▶ _Exercise requirements_
Extract the data exactly, missing nothing.

▶ _Data supplied_
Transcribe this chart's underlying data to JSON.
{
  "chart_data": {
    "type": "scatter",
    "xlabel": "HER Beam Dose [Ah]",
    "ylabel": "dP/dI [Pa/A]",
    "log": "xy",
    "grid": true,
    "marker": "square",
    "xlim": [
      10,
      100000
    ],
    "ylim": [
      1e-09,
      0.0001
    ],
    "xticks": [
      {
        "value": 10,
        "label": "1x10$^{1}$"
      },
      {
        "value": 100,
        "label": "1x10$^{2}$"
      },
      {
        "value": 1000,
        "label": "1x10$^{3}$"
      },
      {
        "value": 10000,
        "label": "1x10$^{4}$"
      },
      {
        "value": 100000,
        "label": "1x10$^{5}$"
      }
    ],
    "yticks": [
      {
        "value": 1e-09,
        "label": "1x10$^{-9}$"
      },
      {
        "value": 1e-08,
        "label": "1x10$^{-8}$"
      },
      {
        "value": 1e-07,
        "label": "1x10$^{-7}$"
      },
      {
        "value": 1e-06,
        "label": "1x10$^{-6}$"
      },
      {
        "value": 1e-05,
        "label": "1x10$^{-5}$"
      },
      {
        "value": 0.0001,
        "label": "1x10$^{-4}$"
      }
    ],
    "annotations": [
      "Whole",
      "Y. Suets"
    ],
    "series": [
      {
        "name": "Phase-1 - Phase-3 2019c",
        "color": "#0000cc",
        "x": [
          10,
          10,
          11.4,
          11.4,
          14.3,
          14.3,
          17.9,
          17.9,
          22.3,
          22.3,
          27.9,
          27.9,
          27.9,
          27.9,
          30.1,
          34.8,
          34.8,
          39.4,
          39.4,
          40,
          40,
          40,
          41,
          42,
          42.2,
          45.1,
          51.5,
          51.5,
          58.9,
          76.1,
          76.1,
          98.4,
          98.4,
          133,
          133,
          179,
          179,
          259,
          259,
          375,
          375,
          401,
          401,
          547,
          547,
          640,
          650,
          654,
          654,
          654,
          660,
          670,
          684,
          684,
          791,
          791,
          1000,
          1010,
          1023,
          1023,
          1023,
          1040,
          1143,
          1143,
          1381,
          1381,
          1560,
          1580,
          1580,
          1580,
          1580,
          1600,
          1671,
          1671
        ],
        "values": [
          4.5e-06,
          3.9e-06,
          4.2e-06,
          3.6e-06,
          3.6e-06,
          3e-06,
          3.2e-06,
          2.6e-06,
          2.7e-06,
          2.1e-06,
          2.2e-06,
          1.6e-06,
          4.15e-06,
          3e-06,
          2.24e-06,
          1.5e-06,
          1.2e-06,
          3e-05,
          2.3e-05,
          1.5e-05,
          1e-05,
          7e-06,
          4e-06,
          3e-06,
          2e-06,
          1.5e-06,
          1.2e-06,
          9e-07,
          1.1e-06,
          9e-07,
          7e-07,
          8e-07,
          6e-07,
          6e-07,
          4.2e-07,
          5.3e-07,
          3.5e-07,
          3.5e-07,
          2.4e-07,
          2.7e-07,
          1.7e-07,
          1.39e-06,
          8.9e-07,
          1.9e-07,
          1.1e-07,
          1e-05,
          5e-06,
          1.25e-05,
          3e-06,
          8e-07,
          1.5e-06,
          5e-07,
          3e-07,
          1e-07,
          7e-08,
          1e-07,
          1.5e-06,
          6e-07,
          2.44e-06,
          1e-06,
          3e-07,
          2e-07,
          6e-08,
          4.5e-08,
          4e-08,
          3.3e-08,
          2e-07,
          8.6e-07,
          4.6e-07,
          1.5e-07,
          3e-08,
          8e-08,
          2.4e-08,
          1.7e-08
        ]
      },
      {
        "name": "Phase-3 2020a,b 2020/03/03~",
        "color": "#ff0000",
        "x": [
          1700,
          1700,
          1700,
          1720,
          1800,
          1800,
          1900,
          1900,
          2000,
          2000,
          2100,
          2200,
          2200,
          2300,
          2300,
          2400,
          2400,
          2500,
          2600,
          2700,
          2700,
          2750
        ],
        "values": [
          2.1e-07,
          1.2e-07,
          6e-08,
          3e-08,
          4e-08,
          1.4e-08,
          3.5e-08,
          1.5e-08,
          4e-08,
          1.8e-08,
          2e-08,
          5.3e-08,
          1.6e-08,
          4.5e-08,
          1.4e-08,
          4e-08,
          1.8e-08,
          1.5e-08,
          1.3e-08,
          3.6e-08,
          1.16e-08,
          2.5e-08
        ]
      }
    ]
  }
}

▶ _Answer to this task_
Transcribe this chart's underlying data to JSON.
{
  "chart_data": {
    "type": "scatter",
    "xlabel": "HER Beam Dose [Ah]",
    "ylabel": "dP/dI [Pa/A]",
    "log": "xy",
    "grid": true,
    "marker": "square",
    "xlim": [
      10,
      100000
    ],
    "ylim": [
      1e-09,
      0.0001
    ],
    "xticks": [
      {
        "value": 10,
        "label": "1x10$^{1}$"
      },
      {
        "value": 100,
        "label": "1x10$^{2}$"
      },
      {
        "value": 1000,
        "label": "1x10$^{3}$"
      },
      {
        "value": 10000,
        "label": "1x10$^{4}$"
      },
      {
        "value": 100000,
        "label": "1x10$^{5}$"
      }
    ],
    "yticks": [
      {
        "value": 1e-09,
        "label": "1x10$^{-9}$"
      },
      {
        "value": 1e-08,
        "label": "1x10$^{-8}$"
      },
      {
        "value": 1e-07,
        "label": "1x10$^{-7}$"
      },
      {
        "value": 1e-06,
        "label": "1x10$^{-6}$"
      },
      {
        "value": 1e-05,
        "label": "1x10$^{-5}$"
      },
      {
        "value": 0.0001,
        "label": "1x10$^{-4}$"
      }
    ],
    "annotations": [
      "Whole",
      "Y. Suets"
    ],
    "series": [
      {
        "name": "Phase-1 - Phase-3 2019c",
        "color": "#0000cc",
        "x": [
          10,
          10,
          11.4,
          11.4,
          14.3,
          14.3,
          17.9,
          17.9,
          22.3,
          22.3,
          27.9,
          27.9,
          27.9,
          27.9,
          30.1,
          34.8,
          34.8,
          39.4,
          39.4,
          40,
          40,
          40,
          41,
          42,
          42.2,
          45.1,
          51.5,
          51.5,
          58.9,
          76.1,
          76.1,
          98.4,
          98.4,
          133,
          133,
          179,
          179,
          259,
          259,
          375,
          375,
          401,
          401,
          547,
          547,
          640,
          650,
          654,
          654,
          654,
          660,
          670,
          684,
          684,
          791,
          791,
          1000,
          1010,
          1023,
          1023,
          1023,
          1040,
          1143,
          1143,
          1381,
          1381,
          1560,
          1580,
          1580,
          1580,
          1580,
          1600,
          1671,
          1671
        ],
        "values": [
          4.5e-06,
          3.9e-06,
          4.2e-06,
          3.6e-06,
          3.6e-06,
          3e-06,
          3.2e-06,
          2.6e-06,
          2.7e-06,
          2.1e-06,
          2.2e-06,
          1.6e-06,
          4.15e-06,
          3e-06,
          2.24e-06,
          1.5e-06,
          1.2e-06,
          3e-05,
          2.3e-05,
          1.5e-05,
          1e-05,
          7e-06,
          4e-06,
          3e-06,
          2e-06,
          1.5e-06,
          1.2e-06,
          9e-07,
          1.1e-06,
          9e-07,
          7e-07,
          8e-07,
          6e-07,
          6e-07,
          4.2e-07,
          5.3e-07,
          3.5e-07,
          3.5e-07,
          2.4e-07,
          2.7e-07,
          1.7e-07,
          1.39e-06,
          8.9e-07,
          1.9e-07,
          1.1e-07,
          1e-05,
          5e-06,
          1.25e-05,
          3e-06,
          8e-07,
          1.5e-06,
          5e-07,
          3e-07,
          1e-07,
          7e-08,
          1e-07,
          1.5e-06,
          6e-07,
          2.44e-06,
          1e-06,
          3e-07,
          2e-07,
          6e-08,
          4.5e-08,
          4e-08,
          3.3e-08,
          2e-07,
          8.6e-07,
          4.6e-07,
          1.5e-07,
          3e-08,
          8e-08,
          2.4e-08,
          1.7e-08
        ]
      },
      {
        "name": "Phase-3 2020a,b 2020/03/03~",
        "color": "#ff0000",
        "x": [
          1700,
          1700,
          1700,
          1720,
          1800,
          1800,
          1900,
          1900,
          2000,
          2000,
          2100,
          2200,
          2200,
          2300,
          2300,
          2400,
          2400,
          2500,
          2600,
          2700,
          2700,
          2750
        ],
        "values": [
          2.1e-07,
          1.2e-07,
          6e-08,
          3e-08,
          4e-08,
          1.4e-08,
          3.5e-08,
          1.5e-08,
          4e-08,
          1.8e-08,
          2e-08,
          5.3e-08,
          1.6e-08,
          4.5e-08,
          1.4e-08,
          4e-08,
          1.8e-08,
          1.5e-08,
          1.3e-08,
          3.6e-08,
          1.16e-08,
          2.5e-08
        ]
      }
    ]
  }
}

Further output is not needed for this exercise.